Recorded data:
----------------
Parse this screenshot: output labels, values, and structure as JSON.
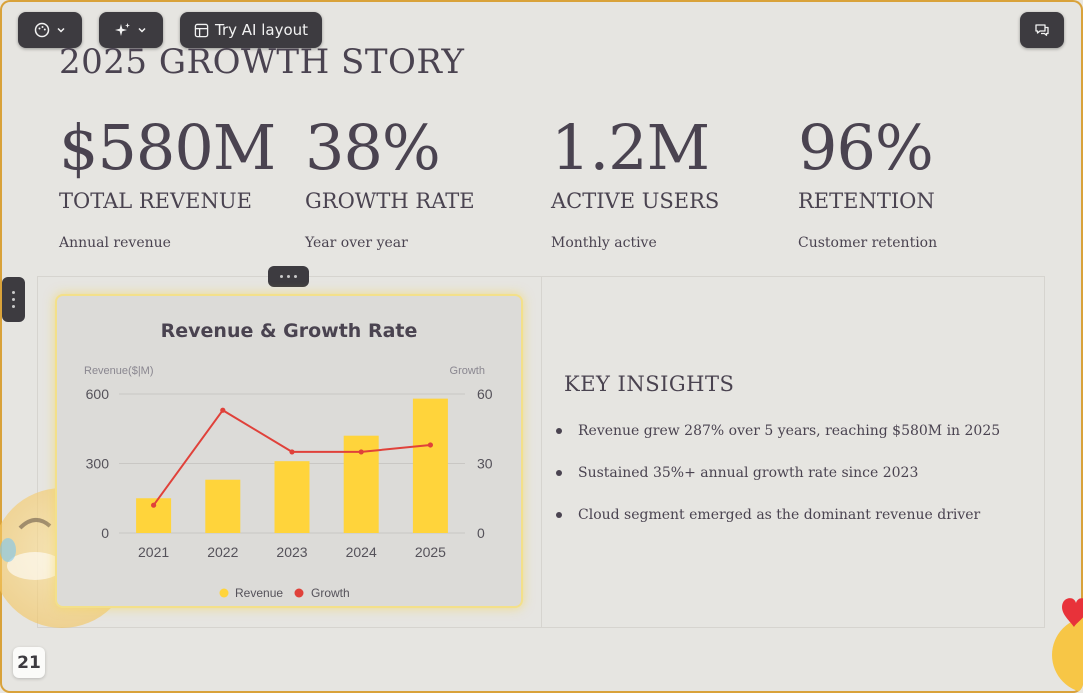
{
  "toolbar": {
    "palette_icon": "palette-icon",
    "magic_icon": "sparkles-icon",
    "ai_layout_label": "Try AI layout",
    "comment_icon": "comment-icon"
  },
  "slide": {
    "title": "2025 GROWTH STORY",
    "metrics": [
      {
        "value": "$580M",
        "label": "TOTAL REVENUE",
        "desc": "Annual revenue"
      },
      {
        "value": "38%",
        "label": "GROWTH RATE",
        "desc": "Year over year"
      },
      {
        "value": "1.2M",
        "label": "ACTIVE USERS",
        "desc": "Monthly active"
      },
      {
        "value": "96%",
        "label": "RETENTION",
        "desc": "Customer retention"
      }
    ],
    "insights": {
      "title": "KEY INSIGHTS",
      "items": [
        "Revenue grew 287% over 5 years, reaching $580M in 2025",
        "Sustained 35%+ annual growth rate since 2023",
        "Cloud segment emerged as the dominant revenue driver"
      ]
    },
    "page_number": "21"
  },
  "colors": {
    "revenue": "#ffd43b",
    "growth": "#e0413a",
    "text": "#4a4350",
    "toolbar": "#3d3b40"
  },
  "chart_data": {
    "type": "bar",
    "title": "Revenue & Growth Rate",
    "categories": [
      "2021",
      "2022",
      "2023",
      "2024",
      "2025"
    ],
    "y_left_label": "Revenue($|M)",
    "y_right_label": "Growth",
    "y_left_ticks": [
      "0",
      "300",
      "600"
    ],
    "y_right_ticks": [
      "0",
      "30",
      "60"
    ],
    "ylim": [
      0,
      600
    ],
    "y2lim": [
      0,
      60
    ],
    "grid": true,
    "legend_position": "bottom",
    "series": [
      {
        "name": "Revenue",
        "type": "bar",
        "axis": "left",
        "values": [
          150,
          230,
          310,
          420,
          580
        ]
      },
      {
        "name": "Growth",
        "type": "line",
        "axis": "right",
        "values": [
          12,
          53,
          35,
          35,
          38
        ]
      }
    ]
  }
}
----------------
A line counts if it holds the word "desc". How many lines of the entries count? Give the number only.

4